## Supplied records
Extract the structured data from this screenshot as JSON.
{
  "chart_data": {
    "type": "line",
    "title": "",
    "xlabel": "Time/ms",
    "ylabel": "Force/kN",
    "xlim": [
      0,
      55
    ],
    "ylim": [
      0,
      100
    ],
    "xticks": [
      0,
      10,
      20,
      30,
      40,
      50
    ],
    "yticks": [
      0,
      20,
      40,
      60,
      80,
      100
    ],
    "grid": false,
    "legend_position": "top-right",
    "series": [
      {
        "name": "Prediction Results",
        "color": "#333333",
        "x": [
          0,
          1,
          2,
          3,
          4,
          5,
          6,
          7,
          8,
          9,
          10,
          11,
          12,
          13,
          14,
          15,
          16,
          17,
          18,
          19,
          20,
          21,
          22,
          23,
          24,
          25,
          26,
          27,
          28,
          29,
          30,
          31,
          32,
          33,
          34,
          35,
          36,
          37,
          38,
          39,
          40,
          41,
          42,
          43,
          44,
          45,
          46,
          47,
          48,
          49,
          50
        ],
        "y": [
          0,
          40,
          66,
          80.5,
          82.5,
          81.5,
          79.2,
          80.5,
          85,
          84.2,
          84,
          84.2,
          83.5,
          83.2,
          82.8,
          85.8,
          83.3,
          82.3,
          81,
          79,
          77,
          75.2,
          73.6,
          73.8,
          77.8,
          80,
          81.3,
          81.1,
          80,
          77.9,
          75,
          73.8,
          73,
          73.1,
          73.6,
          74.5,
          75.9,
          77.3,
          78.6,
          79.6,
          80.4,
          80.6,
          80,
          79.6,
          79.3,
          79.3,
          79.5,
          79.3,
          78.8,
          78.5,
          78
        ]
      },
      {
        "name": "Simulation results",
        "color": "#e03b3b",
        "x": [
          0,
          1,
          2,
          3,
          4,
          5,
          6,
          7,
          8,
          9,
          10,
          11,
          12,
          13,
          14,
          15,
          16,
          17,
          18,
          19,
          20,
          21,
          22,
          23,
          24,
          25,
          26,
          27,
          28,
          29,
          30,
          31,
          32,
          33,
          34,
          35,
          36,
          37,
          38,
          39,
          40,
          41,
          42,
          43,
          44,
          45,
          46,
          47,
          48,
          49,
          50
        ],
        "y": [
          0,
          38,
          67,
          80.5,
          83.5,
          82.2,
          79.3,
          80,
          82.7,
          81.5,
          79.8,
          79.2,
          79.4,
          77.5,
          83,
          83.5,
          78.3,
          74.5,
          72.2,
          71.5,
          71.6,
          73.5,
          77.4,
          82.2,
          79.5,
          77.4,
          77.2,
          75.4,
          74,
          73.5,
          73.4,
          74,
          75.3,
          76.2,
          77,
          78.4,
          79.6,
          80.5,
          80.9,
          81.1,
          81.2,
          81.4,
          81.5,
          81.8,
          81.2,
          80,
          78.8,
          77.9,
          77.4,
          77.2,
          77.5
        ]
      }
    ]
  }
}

* * *

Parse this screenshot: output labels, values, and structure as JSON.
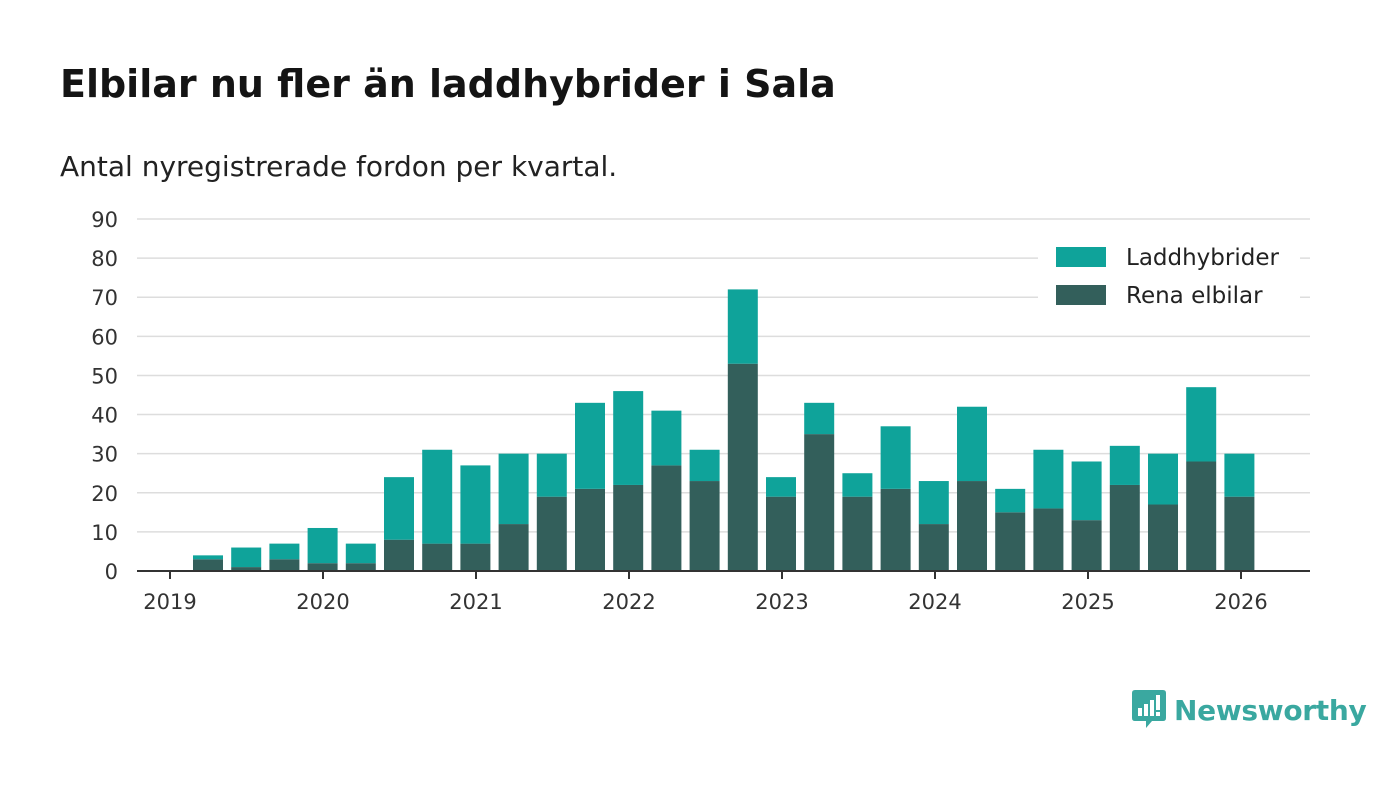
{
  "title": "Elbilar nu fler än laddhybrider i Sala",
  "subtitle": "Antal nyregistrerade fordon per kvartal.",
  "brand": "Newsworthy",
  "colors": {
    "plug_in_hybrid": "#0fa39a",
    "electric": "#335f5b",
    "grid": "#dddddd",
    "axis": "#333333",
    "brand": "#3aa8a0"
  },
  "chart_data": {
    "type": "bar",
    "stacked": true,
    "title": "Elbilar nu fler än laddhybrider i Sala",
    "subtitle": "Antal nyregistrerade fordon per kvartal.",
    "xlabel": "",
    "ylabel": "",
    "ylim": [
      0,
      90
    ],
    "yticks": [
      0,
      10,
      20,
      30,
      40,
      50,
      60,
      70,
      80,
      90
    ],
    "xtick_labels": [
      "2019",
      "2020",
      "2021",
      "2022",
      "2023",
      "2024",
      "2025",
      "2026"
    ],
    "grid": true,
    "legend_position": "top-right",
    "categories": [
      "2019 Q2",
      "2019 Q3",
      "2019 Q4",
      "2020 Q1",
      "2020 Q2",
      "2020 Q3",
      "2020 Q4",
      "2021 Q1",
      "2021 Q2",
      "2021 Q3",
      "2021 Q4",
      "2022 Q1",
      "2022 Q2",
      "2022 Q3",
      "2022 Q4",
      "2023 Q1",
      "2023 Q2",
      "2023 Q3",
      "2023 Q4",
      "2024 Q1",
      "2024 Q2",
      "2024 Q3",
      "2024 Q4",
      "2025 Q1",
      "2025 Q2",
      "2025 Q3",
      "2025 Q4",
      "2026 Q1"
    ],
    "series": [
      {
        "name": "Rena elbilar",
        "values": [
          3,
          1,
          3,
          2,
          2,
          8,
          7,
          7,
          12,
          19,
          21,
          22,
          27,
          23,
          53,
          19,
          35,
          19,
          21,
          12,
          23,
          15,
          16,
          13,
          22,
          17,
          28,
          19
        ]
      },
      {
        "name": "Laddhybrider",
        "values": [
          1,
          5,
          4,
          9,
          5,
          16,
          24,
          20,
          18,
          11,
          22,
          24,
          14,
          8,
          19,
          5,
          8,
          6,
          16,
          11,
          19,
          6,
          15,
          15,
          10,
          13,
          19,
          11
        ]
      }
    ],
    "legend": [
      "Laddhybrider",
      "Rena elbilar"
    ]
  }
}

* * *

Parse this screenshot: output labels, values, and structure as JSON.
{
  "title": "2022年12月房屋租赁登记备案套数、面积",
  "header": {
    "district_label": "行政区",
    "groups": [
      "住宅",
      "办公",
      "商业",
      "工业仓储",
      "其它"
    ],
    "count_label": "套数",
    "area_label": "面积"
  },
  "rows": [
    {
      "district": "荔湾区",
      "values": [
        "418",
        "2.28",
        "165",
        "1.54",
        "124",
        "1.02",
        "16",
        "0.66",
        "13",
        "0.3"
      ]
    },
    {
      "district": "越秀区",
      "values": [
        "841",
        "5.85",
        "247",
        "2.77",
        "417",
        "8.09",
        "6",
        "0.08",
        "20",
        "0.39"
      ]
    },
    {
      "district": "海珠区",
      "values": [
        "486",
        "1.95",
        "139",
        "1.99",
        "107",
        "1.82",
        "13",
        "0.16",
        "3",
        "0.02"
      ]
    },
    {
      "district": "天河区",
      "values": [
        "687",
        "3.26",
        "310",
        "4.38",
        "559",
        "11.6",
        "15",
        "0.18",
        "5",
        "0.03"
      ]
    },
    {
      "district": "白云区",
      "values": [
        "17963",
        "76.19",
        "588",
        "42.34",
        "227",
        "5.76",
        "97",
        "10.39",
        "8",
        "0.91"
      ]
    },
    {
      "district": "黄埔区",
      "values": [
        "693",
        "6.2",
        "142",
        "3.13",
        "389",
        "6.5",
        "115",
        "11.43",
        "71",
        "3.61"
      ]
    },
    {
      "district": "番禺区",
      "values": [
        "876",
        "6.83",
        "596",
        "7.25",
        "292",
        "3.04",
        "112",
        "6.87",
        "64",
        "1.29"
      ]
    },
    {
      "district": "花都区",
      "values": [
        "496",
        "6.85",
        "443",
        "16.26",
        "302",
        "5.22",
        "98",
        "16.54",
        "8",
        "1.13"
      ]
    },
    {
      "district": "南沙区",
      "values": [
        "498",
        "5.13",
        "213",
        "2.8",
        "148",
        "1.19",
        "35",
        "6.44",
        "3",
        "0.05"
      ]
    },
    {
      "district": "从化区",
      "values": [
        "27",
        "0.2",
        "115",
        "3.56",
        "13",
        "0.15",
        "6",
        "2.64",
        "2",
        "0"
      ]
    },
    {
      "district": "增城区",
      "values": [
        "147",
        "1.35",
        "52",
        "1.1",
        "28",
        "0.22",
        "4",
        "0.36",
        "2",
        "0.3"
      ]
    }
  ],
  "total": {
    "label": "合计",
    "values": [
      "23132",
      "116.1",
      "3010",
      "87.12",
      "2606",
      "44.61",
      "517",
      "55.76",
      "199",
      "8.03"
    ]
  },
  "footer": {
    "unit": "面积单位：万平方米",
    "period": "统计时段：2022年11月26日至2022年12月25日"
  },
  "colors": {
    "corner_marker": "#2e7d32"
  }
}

## Exercise objective
Copy out every line in the entries above that holds "Antal".

## Solved problem
  "subtitle": "Antal nyregistrerade fordon per kvartal.",
    "subtitle": "Antal nyregistrerade fordon per kvartal.",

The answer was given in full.